» **SET TASK**:
Using the listing below, please gather every line containing the word "path".

» **PROVIDED RECORDS**:

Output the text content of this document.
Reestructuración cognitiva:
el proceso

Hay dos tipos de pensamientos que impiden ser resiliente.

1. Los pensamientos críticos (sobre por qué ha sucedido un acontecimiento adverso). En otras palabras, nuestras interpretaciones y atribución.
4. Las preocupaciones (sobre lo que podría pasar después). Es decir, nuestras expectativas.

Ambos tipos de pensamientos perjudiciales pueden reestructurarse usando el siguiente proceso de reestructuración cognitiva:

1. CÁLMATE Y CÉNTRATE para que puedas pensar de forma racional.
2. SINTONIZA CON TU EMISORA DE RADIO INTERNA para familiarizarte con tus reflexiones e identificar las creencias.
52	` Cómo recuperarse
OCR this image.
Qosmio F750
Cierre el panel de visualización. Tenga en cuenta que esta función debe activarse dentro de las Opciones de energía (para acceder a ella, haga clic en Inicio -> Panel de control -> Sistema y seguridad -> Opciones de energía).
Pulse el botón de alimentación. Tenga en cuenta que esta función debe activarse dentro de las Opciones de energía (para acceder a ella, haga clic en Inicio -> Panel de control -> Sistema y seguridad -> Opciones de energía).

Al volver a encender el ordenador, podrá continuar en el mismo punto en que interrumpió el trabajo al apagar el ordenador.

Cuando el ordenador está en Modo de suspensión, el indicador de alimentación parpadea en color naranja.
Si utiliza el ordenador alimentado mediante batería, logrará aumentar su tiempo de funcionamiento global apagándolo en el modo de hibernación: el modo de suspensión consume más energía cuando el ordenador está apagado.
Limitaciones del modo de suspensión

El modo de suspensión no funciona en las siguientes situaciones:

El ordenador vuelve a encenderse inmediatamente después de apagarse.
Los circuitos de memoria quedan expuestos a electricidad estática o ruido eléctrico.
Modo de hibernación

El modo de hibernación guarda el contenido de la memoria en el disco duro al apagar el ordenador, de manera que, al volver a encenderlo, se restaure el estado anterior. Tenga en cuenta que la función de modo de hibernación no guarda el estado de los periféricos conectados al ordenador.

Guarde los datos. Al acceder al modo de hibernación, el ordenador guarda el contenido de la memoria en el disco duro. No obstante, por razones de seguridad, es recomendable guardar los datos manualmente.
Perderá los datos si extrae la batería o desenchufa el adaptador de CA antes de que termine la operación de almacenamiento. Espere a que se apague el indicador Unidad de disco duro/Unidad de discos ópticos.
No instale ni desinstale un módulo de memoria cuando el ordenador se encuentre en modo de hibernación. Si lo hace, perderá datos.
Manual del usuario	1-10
---
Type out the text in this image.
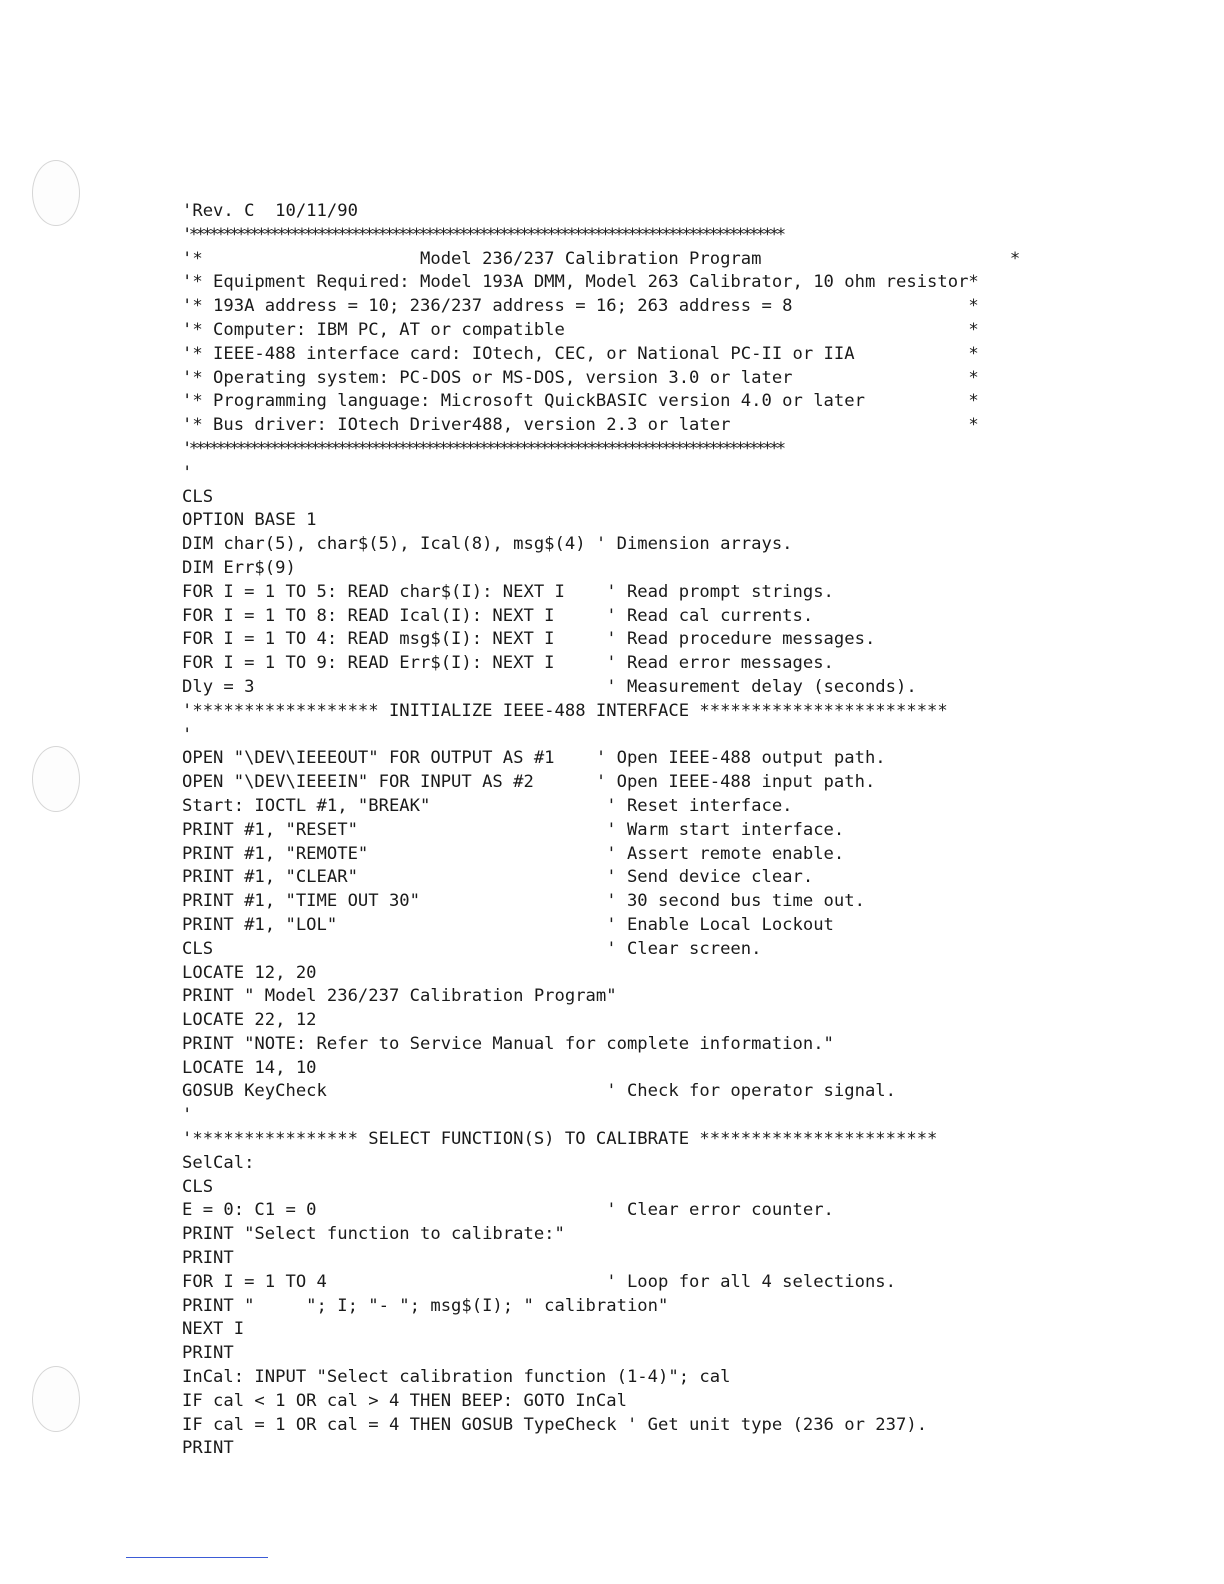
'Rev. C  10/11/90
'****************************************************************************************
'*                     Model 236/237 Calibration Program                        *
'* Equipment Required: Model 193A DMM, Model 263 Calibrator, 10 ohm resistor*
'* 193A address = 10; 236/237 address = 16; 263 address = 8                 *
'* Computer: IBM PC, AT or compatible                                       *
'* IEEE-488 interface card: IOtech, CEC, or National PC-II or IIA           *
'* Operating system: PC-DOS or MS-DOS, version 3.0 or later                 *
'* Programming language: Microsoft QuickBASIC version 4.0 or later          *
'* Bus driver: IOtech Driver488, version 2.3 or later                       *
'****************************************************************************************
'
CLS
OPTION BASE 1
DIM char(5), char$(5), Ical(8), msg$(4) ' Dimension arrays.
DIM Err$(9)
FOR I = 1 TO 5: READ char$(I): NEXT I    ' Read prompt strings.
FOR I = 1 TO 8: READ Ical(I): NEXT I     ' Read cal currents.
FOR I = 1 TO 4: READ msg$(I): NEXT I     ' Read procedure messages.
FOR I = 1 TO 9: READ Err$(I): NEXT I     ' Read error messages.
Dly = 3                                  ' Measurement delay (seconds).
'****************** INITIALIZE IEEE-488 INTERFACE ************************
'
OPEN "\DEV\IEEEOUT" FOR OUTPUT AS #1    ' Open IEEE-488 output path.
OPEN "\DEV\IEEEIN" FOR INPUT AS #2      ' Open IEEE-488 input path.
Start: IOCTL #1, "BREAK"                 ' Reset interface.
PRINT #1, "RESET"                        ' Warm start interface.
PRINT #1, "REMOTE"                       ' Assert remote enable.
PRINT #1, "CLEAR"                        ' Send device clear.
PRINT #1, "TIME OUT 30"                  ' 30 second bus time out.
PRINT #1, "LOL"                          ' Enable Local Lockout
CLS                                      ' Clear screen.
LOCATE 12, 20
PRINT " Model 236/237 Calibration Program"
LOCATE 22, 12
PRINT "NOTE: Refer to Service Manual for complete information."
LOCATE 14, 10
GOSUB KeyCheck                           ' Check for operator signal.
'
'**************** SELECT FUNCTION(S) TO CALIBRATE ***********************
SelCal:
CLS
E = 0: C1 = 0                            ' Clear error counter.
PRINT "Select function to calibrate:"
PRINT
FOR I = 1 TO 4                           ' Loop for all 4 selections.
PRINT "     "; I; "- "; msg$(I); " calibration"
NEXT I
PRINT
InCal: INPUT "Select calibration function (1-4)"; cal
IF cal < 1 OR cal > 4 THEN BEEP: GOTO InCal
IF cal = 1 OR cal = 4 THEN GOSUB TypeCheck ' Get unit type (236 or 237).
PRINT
--
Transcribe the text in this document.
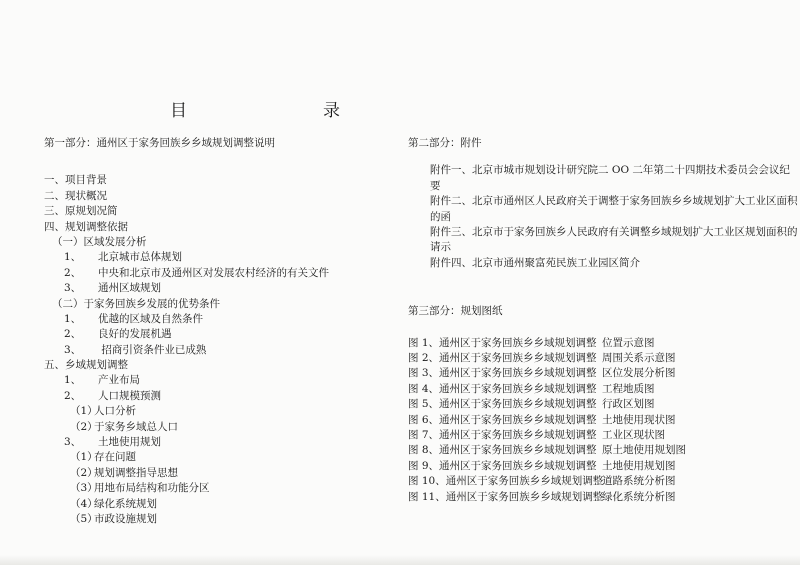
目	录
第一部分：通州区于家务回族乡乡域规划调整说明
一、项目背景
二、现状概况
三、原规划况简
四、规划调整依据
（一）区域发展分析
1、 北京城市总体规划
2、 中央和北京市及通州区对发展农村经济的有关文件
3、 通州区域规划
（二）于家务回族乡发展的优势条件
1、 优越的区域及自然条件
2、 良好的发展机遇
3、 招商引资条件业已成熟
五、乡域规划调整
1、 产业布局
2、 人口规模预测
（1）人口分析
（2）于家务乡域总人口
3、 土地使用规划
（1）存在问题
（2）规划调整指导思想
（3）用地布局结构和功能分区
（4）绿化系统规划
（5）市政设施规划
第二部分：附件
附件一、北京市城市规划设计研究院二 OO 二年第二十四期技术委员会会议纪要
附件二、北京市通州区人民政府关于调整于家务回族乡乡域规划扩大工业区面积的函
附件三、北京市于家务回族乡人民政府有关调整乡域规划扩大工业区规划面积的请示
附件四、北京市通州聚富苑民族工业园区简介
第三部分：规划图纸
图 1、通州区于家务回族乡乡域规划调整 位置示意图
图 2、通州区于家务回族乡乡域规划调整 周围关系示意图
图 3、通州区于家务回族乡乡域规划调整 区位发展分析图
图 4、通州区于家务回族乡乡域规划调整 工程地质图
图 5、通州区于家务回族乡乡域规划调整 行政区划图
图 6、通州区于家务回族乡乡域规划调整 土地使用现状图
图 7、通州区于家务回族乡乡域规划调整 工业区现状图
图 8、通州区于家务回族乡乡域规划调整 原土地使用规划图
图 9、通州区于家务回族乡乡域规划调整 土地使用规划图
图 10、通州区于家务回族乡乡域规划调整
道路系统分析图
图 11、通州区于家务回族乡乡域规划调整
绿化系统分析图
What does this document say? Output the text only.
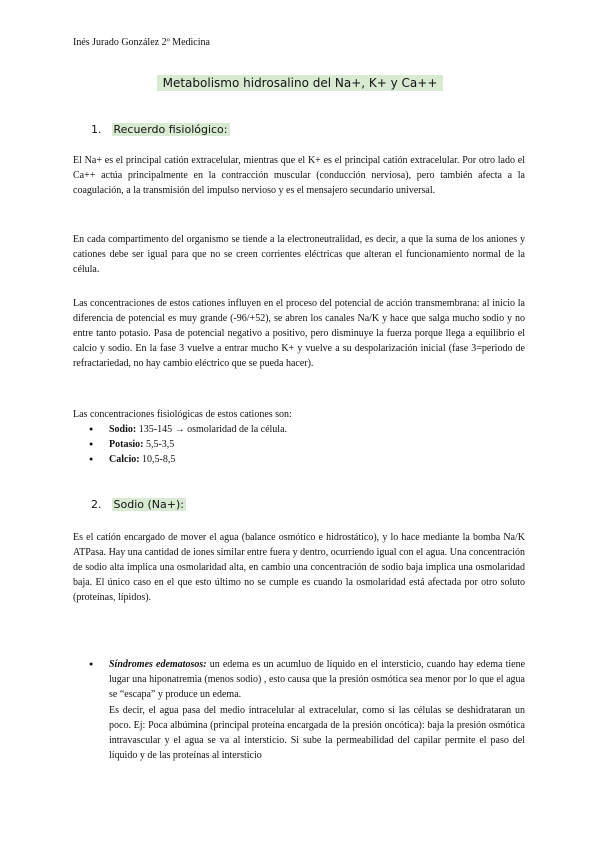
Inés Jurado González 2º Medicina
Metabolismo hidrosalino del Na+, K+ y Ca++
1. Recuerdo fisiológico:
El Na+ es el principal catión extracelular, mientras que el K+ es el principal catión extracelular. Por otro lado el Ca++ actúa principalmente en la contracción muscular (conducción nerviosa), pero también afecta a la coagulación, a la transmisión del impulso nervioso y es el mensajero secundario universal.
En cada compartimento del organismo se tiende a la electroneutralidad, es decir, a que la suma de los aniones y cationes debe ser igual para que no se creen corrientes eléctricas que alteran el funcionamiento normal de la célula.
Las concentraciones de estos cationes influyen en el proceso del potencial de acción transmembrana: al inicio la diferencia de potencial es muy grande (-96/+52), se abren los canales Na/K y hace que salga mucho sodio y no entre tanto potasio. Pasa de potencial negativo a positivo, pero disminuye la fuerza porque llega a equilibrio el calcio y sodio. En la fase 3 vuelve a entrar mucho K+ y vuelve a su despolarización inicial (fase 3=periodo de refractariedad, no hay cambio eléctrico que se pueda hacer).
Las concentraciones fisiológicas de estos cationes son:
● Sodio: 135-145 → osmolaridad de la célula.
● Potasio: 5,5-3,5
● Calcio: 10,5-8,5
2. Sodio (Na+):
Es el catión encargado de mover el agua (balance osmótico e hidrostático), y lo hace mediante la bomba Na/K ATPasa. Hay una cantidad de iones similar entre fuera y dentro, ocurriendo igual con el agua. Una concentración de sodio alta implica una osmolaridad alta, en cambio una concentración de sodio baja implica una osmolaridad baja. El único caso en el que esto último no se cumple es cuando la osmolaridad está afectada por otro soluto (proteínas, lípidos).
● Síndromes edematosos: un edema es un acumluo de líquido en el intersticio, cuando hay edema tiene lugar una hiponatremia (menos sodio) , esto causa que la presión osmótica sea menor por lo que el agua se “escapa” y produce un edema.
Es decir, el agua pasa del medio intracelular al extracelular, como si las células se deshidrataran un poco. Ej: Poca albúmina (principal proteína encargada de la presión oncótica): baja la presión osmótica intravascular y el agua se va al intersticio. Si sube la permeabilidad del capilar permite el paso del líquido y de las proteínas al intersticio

» **EXERCISE ANSWER**:
OPEN "\DEV\IEEEOUT" FOR OUTPUT AS #1    ' Open IEEE-488 output path.
OPEN "\DEV\IEEEIN" FOR INPUT AS #2      ' Open IEEE-488 input path.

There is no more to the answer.